## Records provided
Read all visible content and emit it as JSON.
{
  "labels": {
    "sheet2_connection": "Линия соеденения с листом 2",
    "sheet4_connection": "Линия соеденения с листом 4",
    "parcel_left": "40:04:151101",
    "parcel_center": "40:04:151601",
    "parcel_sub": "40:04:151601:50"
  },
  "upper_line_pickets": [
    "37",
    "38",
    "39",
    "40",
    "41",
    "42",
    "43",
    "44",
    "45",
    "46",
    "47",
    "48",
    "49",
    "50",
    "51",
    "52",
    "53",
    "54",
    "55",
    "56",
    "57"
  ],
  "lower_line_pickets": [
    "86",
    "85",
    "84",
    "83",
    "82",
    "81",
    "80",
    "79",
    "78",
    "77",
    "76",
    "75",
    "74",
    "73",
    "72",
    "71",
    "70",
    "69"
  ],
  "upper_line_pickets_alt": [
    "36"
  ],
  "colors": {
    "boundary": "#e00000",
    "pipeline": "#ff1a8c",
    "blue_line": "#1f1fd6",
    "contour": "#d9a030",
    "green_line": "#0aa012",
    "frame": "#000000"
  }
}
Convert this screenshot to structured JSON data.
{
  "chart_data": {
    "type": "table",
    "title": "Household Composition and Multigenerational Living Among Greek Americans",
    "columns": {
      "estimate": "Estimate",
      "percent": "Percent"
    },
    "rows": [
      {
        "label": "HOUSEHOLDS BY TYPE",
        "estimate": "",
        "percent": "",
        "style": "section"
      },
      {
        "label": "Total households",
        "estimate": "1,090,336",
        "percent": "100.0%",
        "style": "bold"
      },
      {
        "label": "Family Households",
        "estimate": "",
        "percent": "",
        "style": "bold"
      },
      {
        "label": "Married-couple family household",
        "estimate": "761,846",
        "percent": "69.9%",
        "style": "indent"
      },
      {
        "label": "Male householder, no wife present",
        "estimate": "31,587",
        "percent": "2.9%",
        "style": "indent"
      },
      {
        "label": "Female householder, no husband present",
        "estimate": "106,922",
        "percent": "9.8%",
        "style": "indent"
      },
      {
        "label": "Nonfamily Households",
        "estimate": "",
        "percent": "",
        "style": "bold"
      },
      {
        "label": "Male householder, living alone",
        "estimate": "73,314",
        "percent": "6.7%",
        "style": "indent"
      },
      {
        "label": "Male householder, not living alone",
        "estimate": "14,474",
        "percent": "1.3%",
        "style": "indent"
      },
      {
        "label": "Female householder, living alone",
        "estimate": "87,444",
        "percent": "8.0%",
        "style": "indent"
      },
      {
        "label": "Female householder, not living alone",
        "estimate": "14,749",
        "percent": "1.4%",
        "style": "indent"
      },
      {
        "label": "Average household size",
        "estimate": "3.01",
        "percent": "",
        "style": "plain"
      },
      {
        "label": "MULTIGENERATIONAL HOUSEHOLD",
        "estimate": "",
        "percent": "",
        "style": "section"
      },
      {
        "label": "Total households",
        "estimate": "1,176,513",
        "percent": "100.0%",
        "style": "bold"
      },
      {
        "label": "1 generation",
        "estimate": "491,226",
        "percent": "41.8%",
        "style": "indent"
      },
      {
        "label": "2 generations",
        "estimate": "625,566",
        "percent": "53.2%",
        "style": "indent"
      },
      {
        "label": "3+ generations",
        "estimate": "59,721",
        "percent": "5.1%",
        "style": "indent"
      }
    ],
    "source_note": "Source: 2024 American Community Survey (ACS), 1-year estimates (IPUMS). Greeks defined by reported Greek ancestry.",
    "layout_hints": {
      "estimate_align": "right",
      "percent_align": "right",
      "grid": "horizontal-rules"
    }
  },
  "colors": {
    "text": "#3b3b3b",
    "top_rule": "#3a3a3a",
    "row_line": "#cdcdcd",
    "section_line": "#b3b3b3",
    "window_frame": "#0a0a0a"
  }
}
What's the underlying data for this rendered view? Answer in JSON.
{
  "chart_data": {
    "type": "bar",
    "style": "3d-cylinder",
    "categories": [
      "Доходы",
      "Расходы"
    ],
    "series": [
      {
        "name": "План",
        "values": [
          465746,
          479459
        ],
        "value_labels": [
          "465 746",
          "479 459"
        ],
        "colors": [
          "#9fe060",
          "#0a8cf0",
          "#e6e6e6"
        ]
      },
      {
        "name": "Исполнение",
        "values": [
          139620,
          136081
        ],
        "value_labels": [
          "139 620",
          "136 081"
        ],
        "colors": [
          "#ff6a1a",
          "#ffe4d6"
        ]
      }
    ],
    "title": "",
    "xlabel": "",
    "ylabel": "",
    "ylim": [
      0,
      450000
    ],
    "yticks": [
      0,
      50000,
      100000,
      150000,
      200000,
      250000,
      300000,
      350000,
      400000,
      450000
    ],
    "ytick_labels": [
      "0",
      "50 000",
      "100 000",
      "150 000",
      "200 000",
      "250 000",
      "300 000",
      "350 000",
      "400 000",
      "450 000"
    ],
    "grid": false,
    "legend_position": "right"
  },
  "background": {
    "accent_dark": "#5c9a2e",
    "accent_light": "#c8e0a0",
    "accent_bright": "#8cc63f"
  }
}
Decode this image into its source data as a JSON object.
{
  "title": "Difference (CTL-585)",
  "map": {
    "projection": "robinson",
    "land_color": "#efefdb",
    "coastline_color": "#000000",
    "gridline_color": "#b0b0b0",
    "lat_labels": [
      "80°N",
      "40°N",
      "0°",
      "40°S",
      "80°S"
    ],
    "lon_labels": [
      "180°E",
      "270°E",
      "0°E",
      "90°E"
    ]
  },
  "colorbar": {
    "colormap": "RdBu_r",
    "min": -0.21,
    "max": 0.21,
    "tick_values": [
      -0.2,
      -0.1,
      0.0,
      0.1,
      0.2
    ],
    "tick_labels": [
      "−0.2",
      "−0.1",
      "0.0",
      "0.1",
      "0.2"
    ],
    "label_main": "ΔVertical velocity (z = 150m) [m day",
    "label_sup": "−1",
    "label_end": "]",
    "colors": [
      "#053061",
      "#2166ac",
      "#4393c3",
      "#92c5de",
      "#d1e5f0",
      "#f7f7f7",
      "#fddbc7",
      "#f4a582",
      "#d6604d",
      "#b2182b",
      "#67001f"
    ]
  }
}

## Task directions
Locate the word "Female" in the entries, and copy every line where it is found.

## Final result
        "label": "Female householder, no husband present",
        "label": "Female householder, living alone",
        "label": "Female householder, not living alone",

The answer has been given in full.